## YOUR GOAL
Exact reproduction of the data is required, with images excluded.

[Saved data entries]
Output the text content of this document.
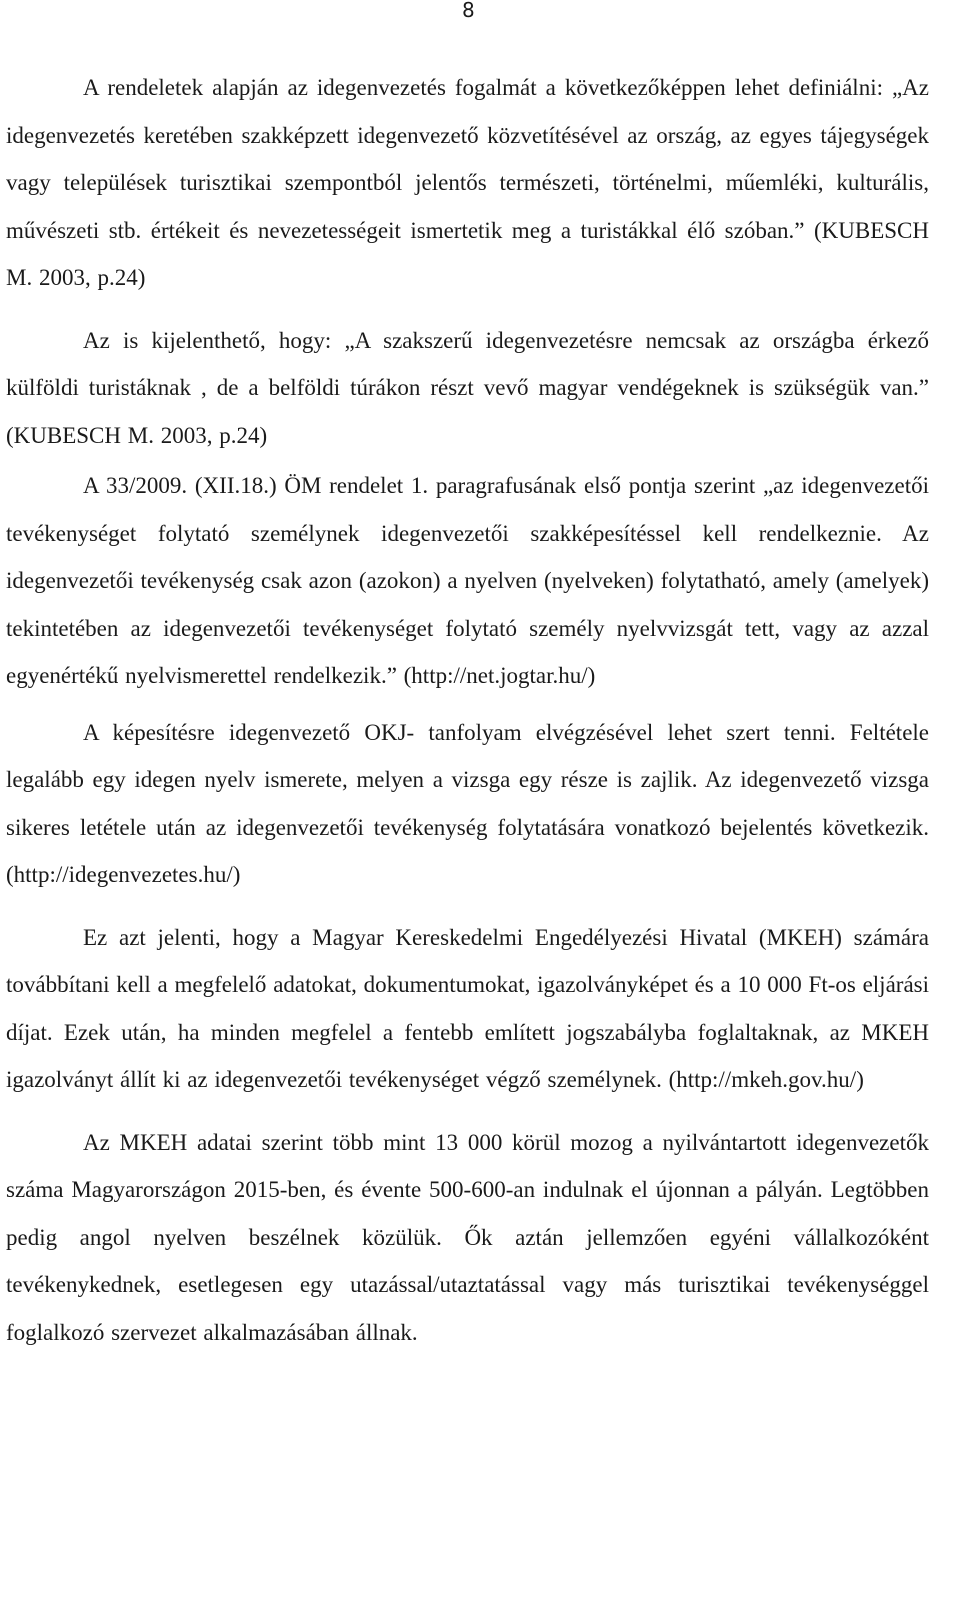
8

A rendeletek alapján az idegenvezetés fogalmát a következőképpen lehet definiálni: „Az idegenvezetés keretében szakképzett idegenvezető közvetítésével az ország, az egyes tájegységek vagy települések turisztikai szempontból jelentős természeti, történelmi, műemléki, kulturális, művészeti stb. értékeit és nevezetességeit ismertetik meg a turistákkal élő szóban.” (KUBESCH M. 2003, p.24)

Az is kijelenthető, hogy: „A szakszerű idegenvezetésre nemcsak az országba érkező külföldi turistáknak , de a belföldi túrákon részt vevő magyar vendégeknek is szükségük van.” (KUBESCH M. 2003, p.24)

A 33/2009. (XII.18.) ÖM rendelet 1. paragrafusának első pontja szerint „az idegenvezetői tevékenységet folytató személynek idegenvezetői szakképesítéssel kell rendelkeznie. Az idegenvezetői tevékenység csak azon (azokon) a nyelven (nyelveken) folytatható, amely (amelyek) tekintetében az idegenvezetői tevékenységet folytató személy nyelvvizsgát tett, vagy az azzal egyenértékű nyelvismerettel rendelkezik.” (http://net.jogtar.hu/)

A képesítésre idegenvezető OKJ- tanfolyam elvégzésével lehet szert tenni. Feltétele legalább egy idegen nyelv ismerete, melyen a vizsga egy része is zajlik. Az idegenvezető vizsga sikeres letétele után az idegenvezetői tevékenység folytatására vonatkozó bejelentés következik. (http://idegenvezetes.hu/)

Ez azt jelenti, hogy a Magyar Kereskedelmi Engedélyezési Hivatal (MKEH) számára továbbítani kell a megfelelő adatokat, dokumentumokat, igazolványképet és a 10 000 Ft-os eljárási díjat. Ezek után, ha minden megfelel a fentebb említett jogszabályba foglaltaknak, az MKEH igazolványt állít ki az idegenvezetői tevékenységet végző személynek. (http://mkeh.gov.hu/)

Az MKEH adatai szerint több mint 13 000 körül mozog a nyilvántartott idegenvezetők száma Magyarországon 2015-ben, és évente 500-600-an indulnak el újonnan a pályán. Legtöbben pedig angol nyelven beszélnek közülük. Ők aztán jellemzően egyéni vállalkozóként tevékenykednek, esetlegesen egy utazással/utaztatással vagy más turisztikai tevékenységgel foglalkozó szervezet alkalmazásában állnak.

## FINISHED EXERCISE
Output the text content of this document.
8

A rendeletek alapján az idegenvezetés fogalmát a következőképpen lehet definiálni: „Az idegenvezetés keretében szakképzett idegenvezető közvetítésével az ország, az egyes tájegységek vagy települések turisztikai szempontból jelentős természeti, történelmi, műemléki, kulturális, művészeti stb. értékeit és nevezetességeit ismertetik meg a turistákkal élő szóban.” (KUBESCH M. 2003, p.24)

Az is kijelenthető, hogy: „A szakszerű idegenvezetésre nemcsak az országba érkező külföldi turistáknak , de a belföldi túrákon részt vevő magyar vendégeknek is szükségük van.” (KUBESCH M. 2003, p.24)

A 33/2009. (XII.18.) ÖM rendelet 1. paragrafusának első pontja szerint „az idegenvezetői tevékenységet folytató személynek idegenvezetői szakképesítéssel kell rendelkeznie. Az idegenvezetői tevékenység csak azon (azokon) a nyelven (nyelveken) folytatható, amely (amelyek) tekintetében az idegenvezetői tevékenységet folytató személy nyelvvizsgát tett, vagy az azzal egyenértékű nyelvismerettel rendelkezik.” (http://net.jogtar.hu/)

A képesítésre idegenvezető OKJ- tanfolyam elvégzésével lehet szert tenni. Feltétele legalább egy idegen nyelv ismerete, melyen a vizsga egy része is zajlik. Az idegenvezető vizsga sikeres letétele után az idegenvezetői tevékenység folytatására vonatkozó bejelentés következik. (http://idegenvezetes.hu/)

Ez azt jelenti, hogy a Magyar Kereskedelmi Engedélyezési Hivatal (MKEH) számára továbbítani kell a megfelelő adatokat, dokumentumokat, igazolványképet és a 10 000 Ft-os eljárási díjat. Ezek után, ha minden megfelel a fentebb említett jogszabályba foglaltaknak, az MKEH igazolványt állít ki az idegenvezetői tevékenységet végző személynek. (http://mkeh.gov.hu/)

Az MKEH adatai szerint több mint 13 000 körül mozog a nyilvántartott idegenvezetők száma Magyarországon 2015-ben, és évente 500-600-an indulnak el újonnan a pályán. Legtöbben pedig angol nyelven beszélnek közülük. Ők aztán jellemzően egyéni vállalkozóként tevékenykednek, esetlegesen egy utazással/utaztatással vagy más turisztikai tevékenységgel foglalkozó szervezet alkalmazásában állnak.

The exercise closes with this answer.